◆ **Stated goal**
From the listing below, extract every line containing "octal".

■ ■ ■ ■

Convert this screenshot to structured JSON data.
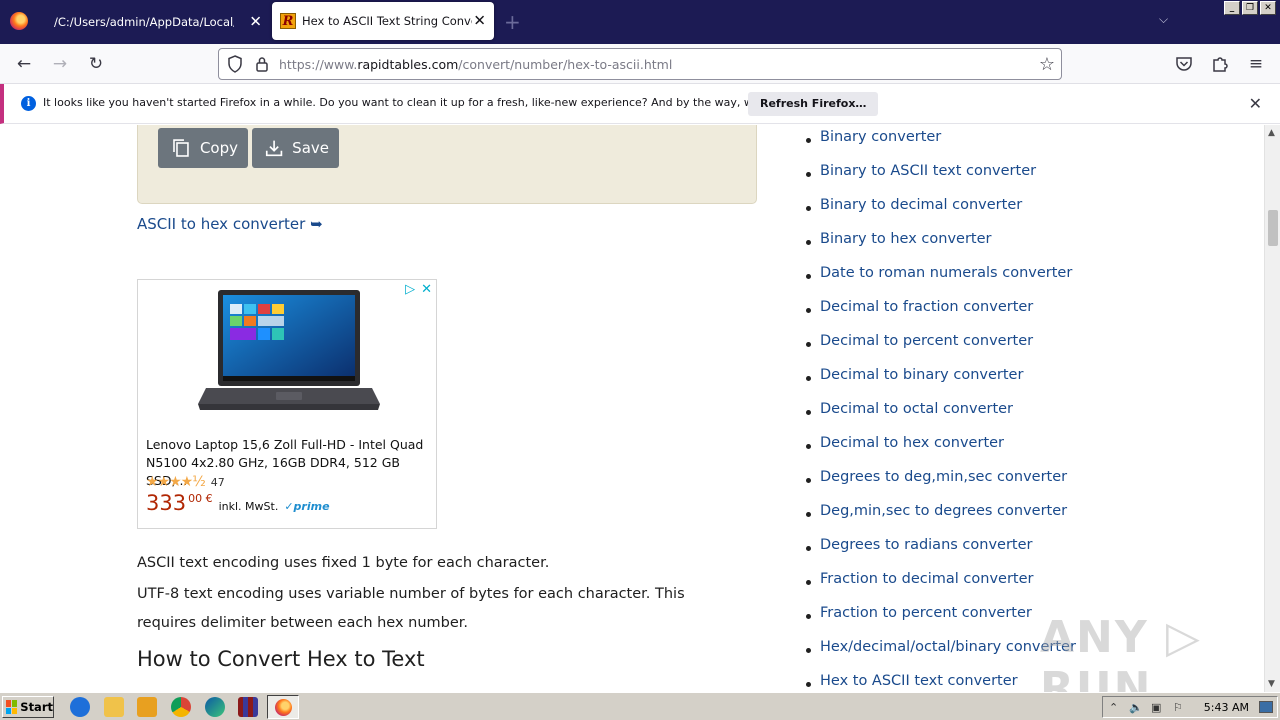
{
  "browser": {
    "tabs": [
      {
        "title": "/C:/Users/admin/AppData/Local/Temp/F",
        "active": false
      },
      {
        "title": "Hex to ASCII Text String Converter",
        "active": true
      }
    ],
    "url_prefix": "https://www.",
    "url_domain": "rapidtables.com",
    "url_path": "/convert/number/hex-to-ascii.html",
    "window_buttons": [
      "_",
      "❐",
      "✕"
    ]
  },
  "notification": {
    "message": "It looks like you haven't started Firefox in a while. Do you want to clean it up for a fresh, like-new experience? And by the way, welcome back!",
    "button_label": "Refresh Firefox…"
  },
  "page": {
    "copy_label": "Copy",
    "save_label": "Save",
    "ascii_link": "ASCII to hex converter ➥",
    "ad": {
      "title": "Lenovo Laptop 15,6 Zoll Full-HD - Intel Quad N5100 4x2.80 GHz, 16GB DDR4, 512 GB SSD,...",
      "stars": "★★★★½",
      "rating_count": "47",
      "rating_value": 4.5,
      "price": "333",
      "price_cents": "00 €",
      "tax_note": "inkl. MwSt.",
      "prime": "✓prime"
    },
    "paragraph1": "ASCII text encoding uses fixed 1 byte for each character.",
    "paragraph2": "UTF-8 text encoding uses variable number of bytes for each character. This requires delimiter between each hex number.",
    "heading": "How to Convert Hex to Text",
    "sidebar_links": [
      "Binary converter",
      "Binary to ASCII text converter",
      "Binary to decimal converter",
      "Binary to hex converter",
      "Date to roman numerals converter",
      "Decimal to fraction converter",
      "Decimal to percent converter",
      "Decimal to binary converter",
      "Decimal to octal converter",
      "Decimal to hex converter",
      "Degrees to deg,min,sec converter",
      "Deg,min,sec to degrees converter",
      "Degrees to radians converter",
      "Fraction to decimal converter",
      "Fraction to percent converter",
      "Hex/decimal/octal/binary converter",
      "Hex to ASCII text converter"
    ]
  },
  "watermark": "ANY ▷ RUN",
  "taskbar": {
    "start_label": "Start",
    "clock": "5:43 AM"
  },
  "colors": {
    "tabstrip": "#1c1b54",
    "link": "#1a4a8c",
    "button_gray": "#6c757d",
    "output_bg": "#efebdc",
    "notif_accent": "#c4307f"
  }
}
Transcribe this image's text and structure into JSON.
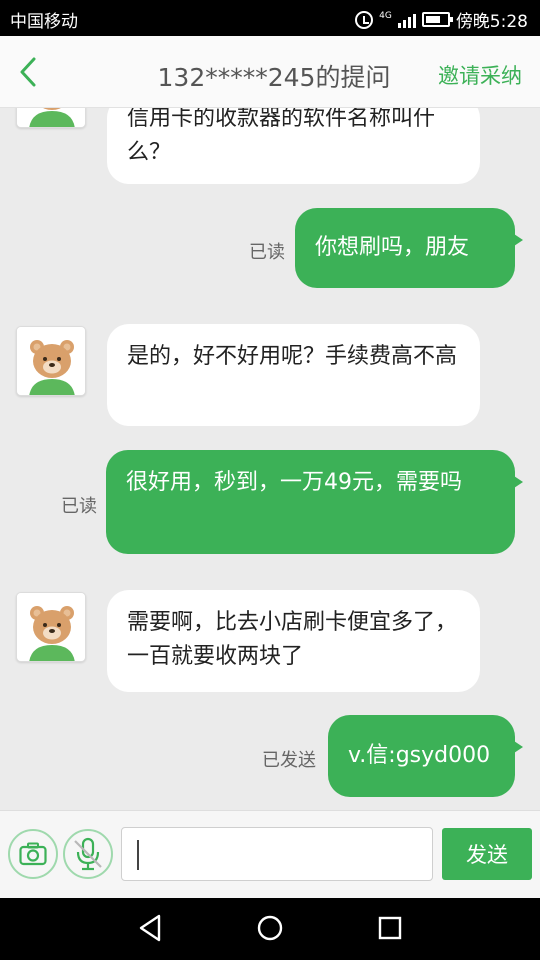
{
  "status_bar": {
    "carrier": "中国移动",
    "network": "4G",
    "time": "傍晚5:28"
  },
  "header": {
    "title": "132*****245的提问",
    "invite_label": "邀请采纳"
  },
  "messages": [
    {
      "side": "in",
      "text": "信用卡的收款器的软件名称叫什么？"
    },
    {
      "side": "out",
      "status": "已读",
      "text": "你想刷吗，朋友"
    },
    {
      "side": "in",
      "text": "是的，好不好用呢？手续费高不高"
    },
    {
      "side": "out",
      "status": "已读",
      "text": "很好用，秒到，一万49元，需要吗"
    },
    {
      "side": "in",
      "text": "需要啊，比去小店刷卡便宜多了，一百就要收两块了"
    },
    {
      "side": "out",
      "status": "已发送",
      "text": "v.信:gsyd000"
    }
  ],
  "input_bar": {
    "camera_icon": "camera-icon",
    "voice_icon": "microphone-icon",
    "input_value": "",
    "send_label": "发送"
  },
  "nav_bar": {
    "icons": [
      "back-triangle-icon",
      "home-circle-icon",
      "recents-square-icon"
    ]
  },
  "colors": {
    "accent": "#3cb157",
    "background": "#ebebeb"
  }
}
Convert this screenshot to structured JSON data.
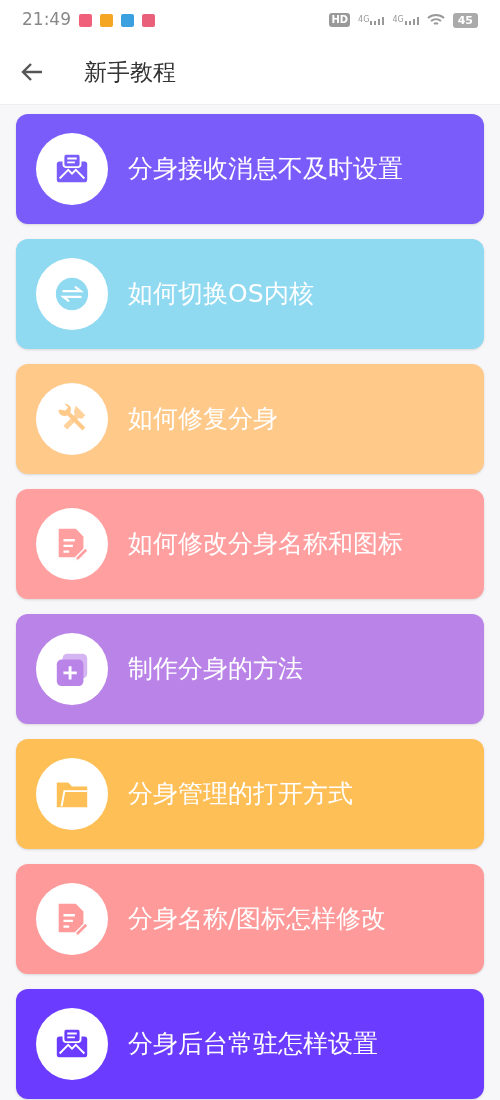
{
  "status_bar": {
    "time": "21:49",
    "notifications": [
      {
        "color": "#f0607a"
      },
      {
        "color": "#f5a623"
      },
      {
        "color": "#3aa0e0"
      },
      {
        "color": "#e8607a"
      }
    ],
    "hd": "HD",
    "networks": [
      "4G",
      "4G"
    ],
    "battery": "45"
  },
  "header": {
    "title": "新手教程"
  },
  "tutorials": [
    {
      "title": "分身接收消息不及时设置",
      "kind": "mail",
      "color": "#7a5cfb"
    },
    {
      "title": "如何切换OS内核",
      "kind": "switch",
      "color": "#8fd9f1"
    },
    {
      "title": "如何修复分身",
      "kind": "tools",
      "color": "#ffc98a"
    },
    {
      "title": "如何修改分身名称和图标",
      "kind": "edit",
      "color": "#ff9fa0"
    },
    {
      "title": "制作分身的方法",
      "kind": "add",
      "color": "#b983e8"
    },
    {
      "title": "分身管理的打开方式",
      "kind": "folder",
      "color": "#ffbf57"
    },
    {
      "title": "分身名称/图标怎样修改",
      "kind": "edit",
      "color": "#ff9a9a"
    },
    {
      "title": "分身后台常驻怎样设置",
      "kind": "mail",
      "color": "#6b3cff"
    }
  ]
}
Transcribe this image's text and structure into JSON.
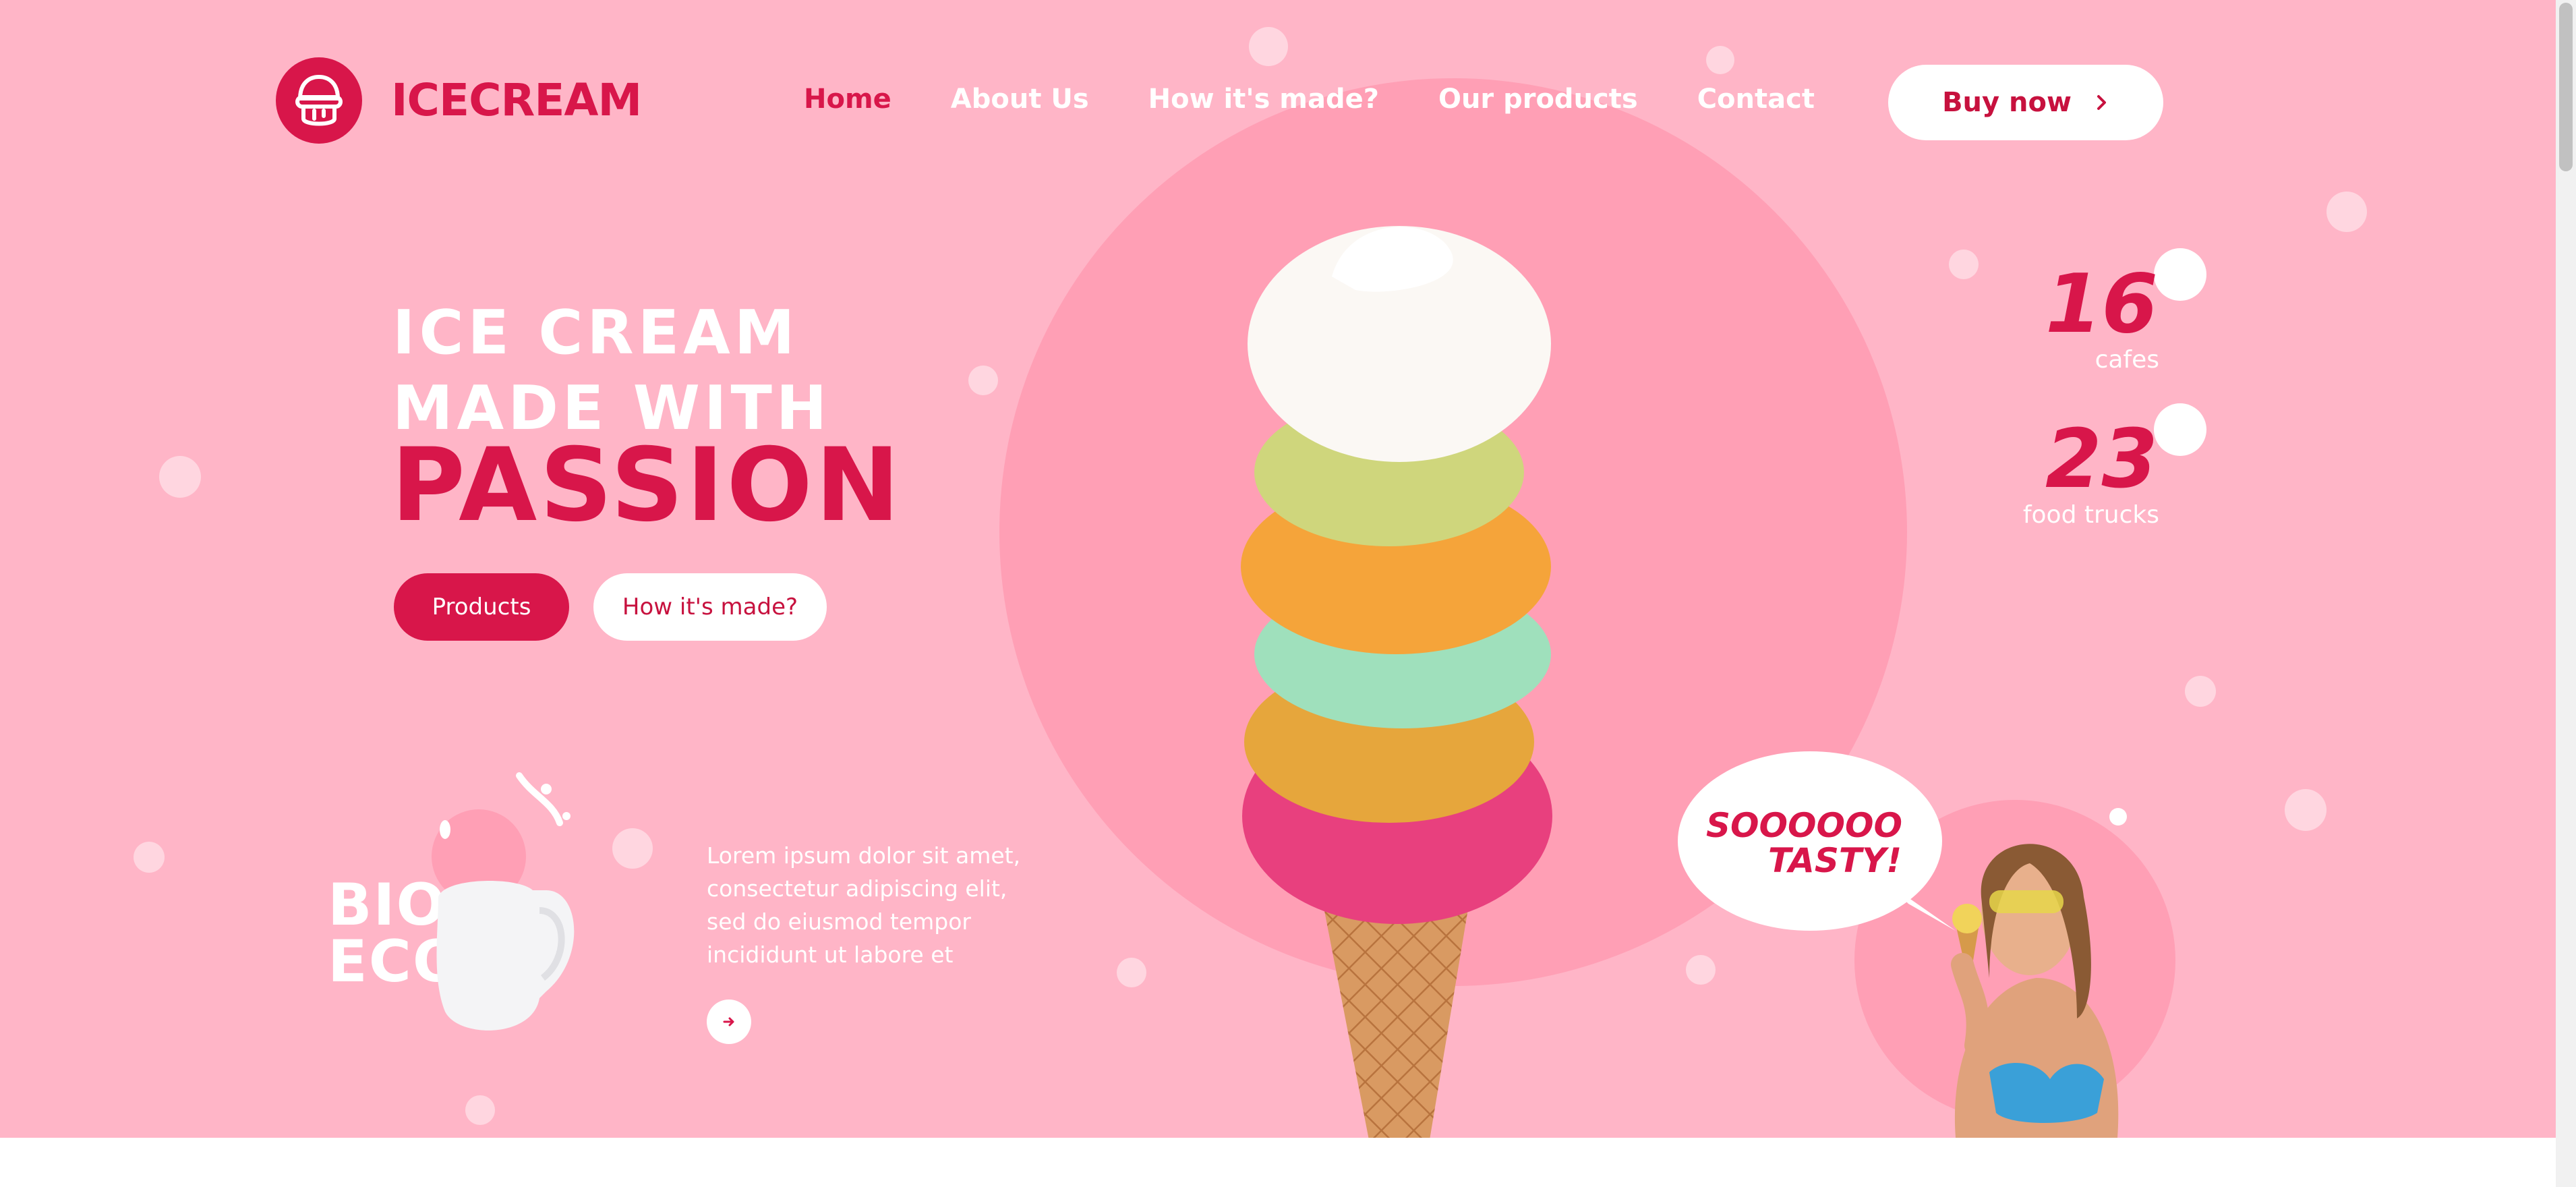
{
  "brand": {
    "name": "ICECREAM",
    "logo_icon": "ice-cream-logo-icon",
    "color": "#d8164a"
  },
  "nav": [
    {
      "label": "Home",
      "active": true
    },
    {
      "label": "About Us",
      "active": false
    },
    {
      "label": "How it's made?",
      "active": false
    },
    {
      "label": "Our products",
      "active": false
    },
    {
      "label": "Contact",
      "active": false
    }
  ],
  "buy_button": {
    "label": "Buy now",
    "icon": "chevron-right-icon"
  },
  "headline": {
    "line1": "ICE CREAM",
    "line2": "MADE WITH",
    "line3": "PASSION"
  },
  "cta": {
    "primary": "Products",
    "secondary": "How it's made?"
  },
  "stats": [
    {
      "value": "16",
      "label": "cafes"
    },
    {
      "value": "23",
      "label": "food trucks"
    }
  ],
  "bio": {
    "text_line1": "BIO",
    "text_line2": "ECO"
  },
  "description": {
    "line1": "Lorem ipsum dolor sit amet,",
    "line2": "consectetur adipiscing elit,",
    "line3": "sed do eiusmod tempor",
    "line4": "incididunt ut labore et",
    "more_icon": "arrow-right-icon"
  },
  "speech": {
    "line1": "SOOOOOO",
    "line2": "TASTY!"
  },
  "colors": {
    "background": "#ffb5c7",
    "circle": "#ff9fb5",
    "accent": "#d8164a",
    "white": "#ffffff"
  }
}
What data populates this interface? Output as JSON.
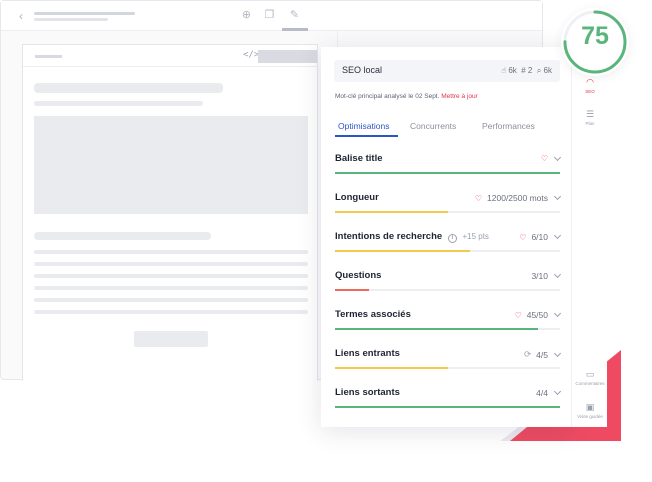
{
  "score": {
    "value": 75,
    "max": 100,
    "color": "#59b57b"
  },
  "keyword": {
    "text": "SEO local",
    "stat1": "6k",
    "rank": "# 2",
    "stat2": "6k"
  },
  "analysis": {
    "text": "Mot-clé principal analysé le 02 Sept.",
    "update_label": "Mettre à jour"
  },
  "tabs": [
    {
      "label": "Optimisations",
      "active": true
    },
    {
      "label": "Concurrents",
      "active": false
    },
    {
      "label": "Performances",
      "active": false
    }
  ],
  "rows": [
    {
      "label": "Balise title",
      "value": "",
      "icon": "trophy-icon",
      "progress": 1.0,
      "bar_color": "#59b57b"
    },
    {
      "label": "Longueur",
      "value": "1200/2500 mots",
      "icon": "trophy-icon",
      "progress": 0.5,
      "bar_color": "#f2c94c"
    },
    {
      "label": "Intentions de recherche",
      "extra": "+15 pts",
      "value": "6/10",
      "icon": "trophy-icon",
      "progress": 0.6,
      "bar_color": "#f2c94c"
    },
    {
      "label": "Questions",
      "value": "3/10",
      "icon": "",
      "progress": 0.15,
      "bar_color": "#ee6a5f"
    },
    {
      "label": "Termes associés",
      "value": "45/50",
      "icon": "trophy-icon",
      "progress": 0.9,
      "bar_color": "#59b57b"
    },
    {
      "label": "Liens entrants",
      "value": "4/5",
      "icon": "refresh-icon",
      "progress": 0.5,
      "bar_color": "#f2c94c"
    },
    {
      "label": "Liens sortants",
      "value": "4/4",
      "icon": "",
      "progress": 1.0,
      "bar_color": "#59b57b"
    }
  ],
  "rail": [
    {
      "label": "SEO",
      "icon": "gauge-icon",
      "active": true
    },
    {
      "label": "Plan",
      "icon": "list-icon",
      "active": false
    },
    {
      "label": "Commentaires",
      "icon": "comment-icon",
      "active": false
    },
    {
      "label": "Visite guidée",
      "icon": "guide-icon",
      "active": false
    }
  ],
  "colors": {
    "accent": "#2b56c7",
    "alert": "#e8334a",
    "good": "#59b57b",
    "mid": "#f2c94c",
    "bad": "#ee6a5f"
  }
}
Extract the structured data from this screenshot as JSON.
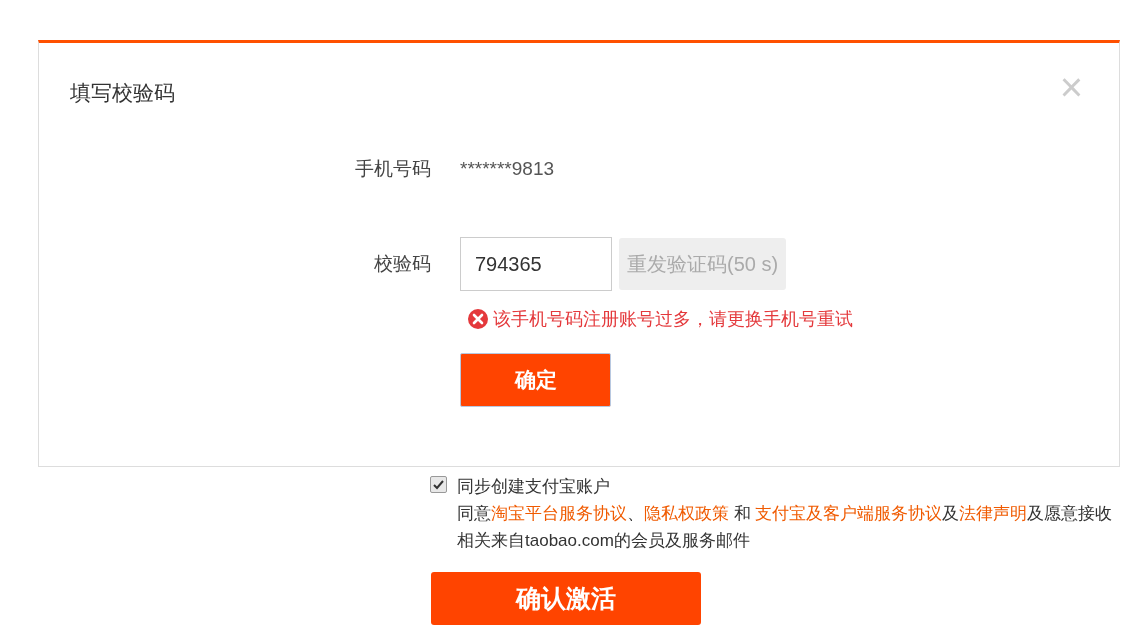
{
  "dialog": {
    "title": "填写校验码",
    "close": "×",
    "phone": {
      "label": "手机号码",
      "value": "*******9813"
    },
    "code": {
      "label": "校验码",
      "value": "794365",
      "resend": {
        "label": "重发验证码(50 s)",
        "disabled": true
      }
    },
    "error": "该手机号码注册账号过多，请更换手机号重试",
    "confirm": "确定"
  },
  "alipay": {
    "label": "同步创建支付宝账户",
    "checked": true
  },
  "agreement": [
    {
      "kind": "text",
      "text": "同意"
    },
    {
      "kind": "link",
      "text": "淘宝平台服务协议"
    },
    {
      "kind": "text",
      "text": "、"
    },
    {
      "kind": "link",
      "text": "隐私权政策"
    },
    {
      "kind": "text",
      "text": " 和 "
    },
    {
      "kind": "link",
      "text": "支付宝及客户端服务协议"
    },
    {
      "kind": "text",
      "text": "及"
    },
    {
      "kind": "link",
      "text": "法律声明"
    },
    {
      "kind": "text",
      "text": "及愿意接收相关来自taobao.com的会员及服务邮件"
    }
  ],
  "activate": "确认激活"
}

■ ■ ■ ■

◆ **Result of the task**
      "Decimal to octal converter",
      "Hex/decimal/octal/binary converter",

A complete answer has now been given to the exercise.